[What is required]
Please reproduce every line of the records below word for word, leaving out the pictures.

++++++

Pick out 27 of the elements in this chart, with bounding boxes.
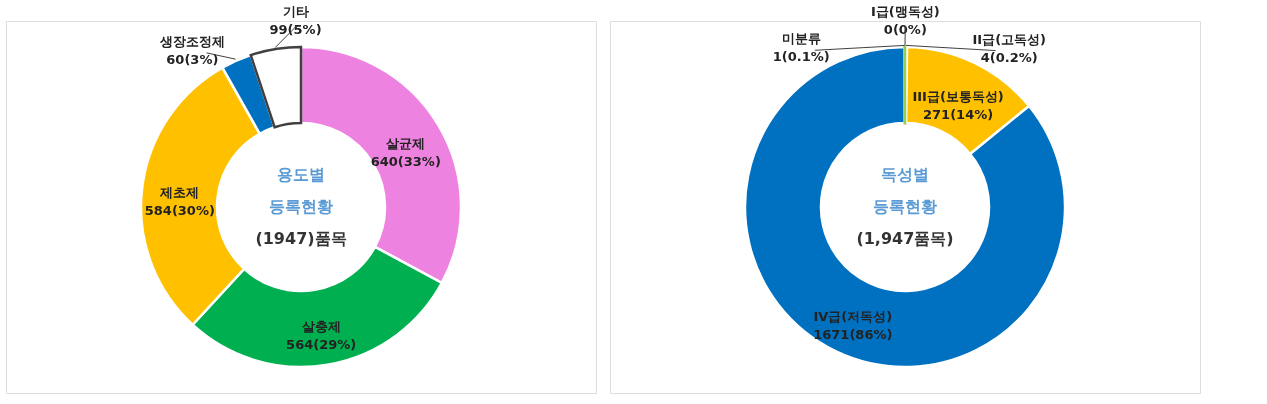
data-label: 4(0.2%) (980, 49, 1038, 65)
slice-label: 기타 (282, 3, 309, 19)
data-label: 60(3%) (166, 52, 219, 68)
data-label: 271(14%) (923, 107, 994, 123)
slice-label: II급(고독성) (972, 31, 1047, 47)
slice-label: 살충제 (301, 319, 341, 335)
slice-label: IV급(저독성) (813, 309, 893, 325)
data-label: 1(0.1%) (772, 49, 830, 65)
data-label: 564(29%) (286, 337, 357, 353)
text: 등록현황 (873, 197, 937, 216)
text: 용도별 (277, 165, 325, 184)
text: 0(0%) (883, 21, 927, 37)
data-label: 584(30%) (144, 202, 215, 218)
slice-label: 생장조정제 (158, 34, 225, 50)
text: (1,947품목) (856, 229, 954, 248)
data-label: 1671(86%) (813, 327, 893, 343)
slice-label: 살균제 (386, 136, 426, 152)
data-label: 99(5%) (269, 21, 322, 37)
slice-label: III급(보통독성) (912, 89, 1004, 105)
text: 등록현황 (269, 197, 333, 216)
data-label: 640(33%) (370, 154, 441, 170)
category-label: I급(맹독성) (870, 3, 940, 19)
donut-slice (743, 45, 1067, 368)
text: (1947)품목 (255, 229, 347, 248)
text: 독성별 (881, 165, 929, 184)
slice-label: 미분류 (781, 31, 821, 47)
slice-label: 제초제 (159, 184, 200, 200)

++++++

[Exercise result]
Pick out 27 of the elements in this chart, with bounding boxes.
data-label: 4(0.2%) (980, 49, 1038, 65)
slice-label: 기타 (282, 3, 309, 19)
data-label: 60(3%) (166, 52, 219, 68)
data-label: 271(14%) (923, 107, 994, 123)
slice-label: II급(고독성) (972, 31, 1047, 47)
slice-label: 살충제 (301, 319, 341, 335)
slice-label: IV급(저독성) (813, 309, 893, 325)
data-label: 1(0.1%) (772, 49, 830, 65)
data-label: 564(29%) (286, 337, 357, 353)
text: 등록현황 (873, 197, 937, 216)
text: 용도별 (277, 165, 325, 184)
text: 0(0%) (883, 21, 927, 37)
data-label: 584(30%) (144, 202, 215, 218)
slice-label: 생장조정제 (158, 34, 225, 50)
text: (1,947품목) (856, 229, 954, 248)
data-label: 1671(86%) (813, 327, 893, 343)
slice-label: 살균제 (386, 136, 426, 152)
data-label: 99(5%) (269, 21, 322, 37)
slice-label: III급(보통독성) (912, 89, 1004, 105)
text: 등록현황 (269, 197, 333, 216)
data-label: 640(33%) (370, 154, 441, 170)
category-label: I급(맹독성) (870, 3, 940, 19)
donut-slice (743, 45, 1067, 368)
text: (1947)품목 (255, 229, 347, 248)
text: 독성별 (881, 165, 929, 184)
slice-label: 미분류 (781, 31, 821, 47)
slice-label: 제초제 (159, 184, 200, 200)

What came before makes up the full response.